Whenever the string "Unterschrift" turns up in a line of the data below, copy that line.

> [DATA RECORDS]:

________________

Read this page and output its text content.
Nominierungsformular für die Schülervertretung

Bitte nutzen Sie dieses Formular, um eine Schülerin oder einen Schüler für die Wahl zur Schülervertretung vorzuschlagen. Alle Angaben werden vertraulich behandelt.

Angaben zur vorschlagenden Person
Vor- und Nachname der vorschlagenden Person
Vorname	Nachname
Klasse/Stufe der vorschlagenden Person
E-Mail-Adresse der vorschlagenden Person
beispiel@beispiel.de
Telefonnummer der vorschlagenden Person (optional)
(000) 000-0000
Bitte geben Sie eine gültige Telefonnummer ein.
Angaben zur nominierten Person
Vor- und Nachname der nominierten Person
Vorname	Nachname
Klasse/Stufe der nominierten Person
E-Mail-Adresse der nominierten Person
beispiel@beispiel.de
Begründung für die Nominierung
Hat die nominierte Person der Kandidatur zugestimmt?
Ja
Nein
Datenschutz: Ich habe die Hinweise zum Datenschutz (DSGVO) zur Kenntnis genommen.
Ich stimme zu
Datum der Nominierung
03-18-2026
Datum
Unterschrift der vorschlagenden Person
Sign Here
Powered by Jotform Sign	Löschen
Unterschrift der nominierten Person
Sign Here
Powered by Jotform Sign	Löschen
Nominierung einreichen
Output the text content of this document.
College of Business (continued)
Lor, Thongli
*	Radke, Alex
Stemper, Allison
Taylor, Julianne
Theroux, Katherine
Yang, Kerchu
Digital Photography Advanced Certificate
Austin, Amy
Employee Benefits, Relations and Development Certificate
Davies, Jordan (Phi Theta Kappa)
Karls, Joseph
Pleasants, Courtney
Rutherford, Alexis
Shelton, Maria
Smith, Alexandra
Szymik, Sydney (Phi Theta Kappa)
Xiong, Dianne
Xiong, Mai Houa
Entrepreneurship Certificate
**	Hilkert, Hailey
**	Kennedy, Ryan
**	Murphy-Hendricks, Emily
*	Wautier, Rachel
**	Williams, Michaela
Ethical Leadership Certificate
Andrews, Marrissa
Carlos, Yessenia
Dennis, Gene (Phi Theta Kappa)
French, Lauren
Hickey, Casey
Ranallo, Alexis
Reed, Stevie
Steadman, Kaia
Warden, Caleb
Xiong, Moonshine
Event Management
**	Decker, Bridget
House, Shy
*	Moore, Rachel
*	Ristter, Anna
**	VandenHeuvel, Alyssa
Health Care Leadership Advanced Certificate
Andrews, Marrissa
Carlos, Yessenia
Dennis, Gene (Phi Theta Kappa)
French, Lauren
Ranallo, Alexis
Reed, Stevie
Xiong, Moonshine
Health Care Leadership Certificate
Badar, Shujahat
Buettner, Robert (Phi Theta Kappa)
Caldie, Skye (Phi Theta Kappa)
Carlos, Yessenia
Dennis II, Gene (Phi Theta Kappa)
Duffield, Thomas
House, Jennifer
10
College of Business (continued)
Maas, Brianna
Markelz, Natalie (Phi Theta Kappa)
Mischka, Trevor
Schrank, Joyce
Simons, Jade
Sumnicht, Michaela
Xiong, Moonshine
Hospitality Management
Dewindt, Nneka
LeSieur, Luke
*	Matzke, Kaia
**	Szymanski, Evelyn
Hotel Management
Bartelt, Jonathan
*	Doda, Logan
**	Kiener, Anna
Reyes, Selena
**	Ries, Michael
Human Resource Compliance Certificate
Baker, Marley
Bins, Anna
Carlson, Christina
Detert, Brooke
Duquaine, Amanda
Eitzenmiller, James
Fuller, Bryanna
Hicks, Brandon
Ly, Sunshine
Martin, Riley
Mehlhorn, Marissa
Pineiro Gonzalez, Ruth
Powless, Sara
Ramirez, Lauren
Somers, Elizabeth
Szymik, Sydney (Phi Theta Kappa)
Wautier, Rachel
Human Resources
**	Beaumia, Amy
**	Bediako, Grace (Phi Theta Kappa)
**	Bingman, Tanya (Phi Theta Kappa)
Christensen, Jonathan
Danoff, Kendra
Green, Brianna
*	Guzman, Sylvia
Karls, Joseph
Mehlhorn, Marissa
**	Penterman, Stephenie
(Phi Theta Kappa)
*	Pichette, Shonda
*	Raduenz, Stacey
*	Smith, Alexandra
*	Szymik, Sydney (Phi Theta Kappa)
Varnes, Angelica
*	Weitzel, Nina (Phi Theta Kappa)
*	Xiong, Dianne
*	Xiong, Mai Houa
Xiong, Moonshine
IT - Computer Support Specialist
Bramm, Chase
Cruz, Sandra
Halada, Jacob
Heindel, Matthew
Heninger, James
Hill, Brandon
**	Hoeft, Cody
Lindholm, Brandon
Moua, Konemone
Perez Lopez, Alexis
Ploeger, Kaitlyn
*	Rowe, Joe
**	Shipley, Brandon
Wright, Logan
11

________________

> [ANSWER TO THE PROBLEM]:
Unterschrift der vorschlagenden Person
Unterschrift der nominierten Person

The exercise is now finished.